Stated goal:
Copy the data exactly as it appears, and do not include any pictures.

━━━━━ Given data

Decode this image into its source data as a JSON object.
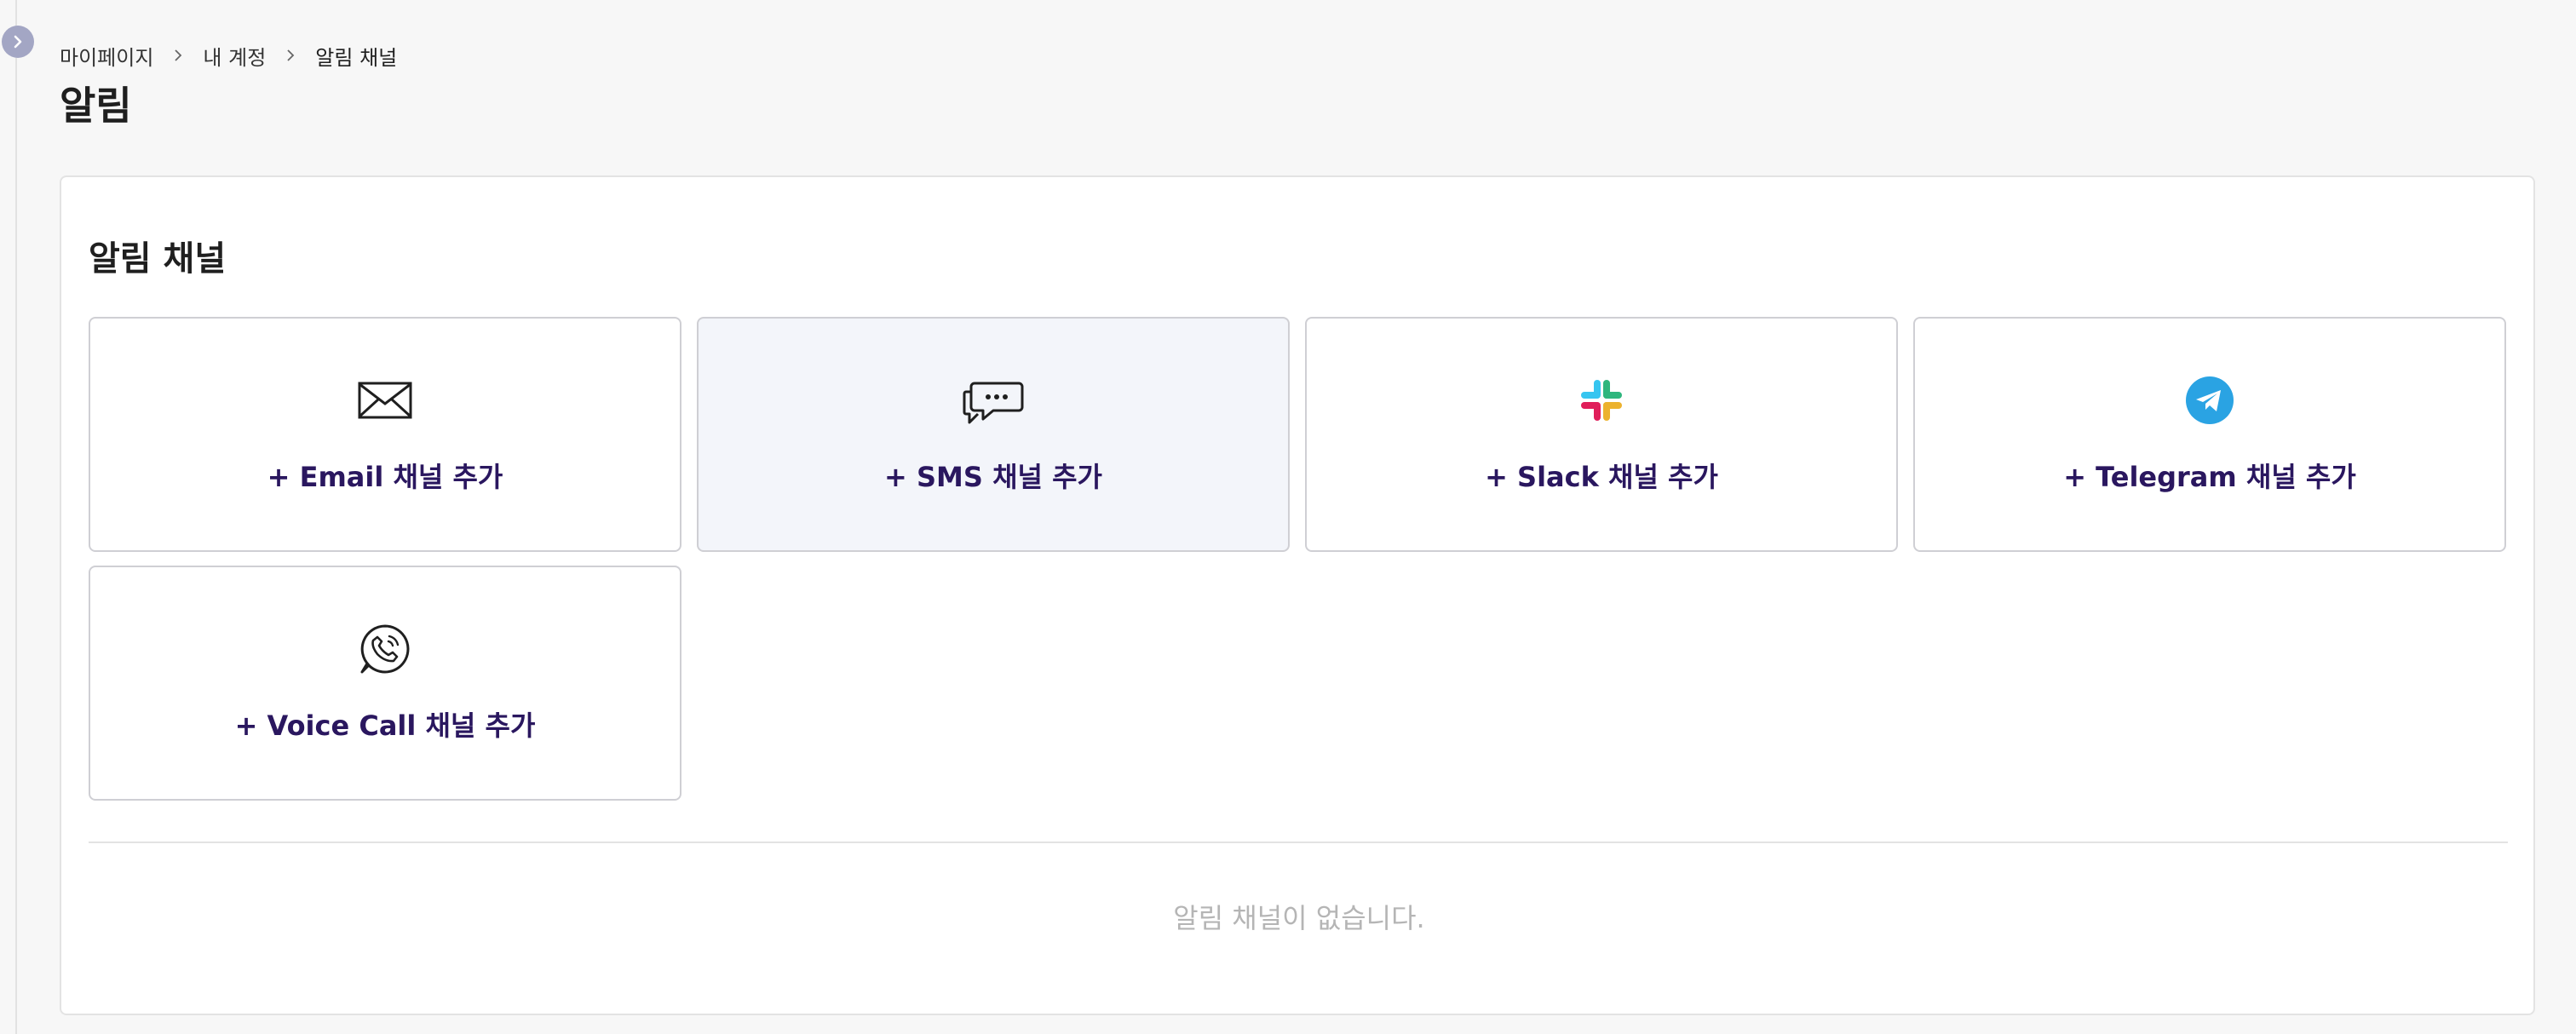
{
  "breadcrumb": {
    "items": [
      "마이페이지",
      "내 계정",
      "알림 채널"
    ]
  },
  "page": {
    "title": "알림"
  },
  "panel": {
    "section_title": "알림 채널",
    "cards": [
      {
        "label": "+ Email 채널 추가",
        "icon": "envelope-icon"
      },
      {
        "label": "+ SMS 채널 추가",
        "icon": "chat-bubble-icon"
      },
      {
        "label": "+ Slack 채널 추가",
        "icon": "slack-icon"
      },
      {
        "label": "+ Telegram 채널 추가",
        "icon": "telegram-icon"
      },
      {
        "label": "+ Voice Call 채널 추가",
        "icon": "phone-call-icon"
      }
    ],
    "empty_message": "알림 채널이 없습니다."
  },
  "colors": {
    "accent_text": "#2a175f",
    "rail_toggle": "#a3a6c4",
    "telegram_blue": "#2aa3e3",
    "slack_blue": "#36c5f0",
    "slack_green": "#2eb67d",
    "slack_red": "#e01e5a",
    "slack_yellow": "#ecb22e"
  }
}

━━━━━━━━━━

Exercise response:
Decode this image into its source data as a JSON object.
{
  "breadcrumb": {
    "items": [
      "마이페이지",
      "내 계정",
      "알림 채널"
    ]
  },
  "page": {
    "title": "알림"
  },
  "panel": {
    "section_title": "알림 채널",
    "cards": [
      {
        "label": "+ Email 채널 추가",
        "icon": "envelope-icon"
      },
      {
        "label": "+ SMS 채널 추가",
        "icon": "chat-bubble-icon"
      },
      {
        "label": "+ Slack 채널 추가",
        "icon": "slack-icon"
      },
      {
        "label": "+ Telegram 채널 추가",
        "icon": "telegram-icon"
      },
      {
        "label": "+ Voice Call 채널 추가",
        "icon": "phone-call-icon"
      }
    ],
    "empty_message": "알림 채널이 없습니다."
  },
  "colors": {
    "accent_text": "#2a175f",
    "rail_toggle": "#a3a6c4",
    "telegram_blue": "#2aa3e3",
    "slack_blue": "#36c5f0",
    "slack_green": "#2eb67d",
    "slack_red": "#e01e5a",
    "slack_yellow": "#ecb22e"
  }
}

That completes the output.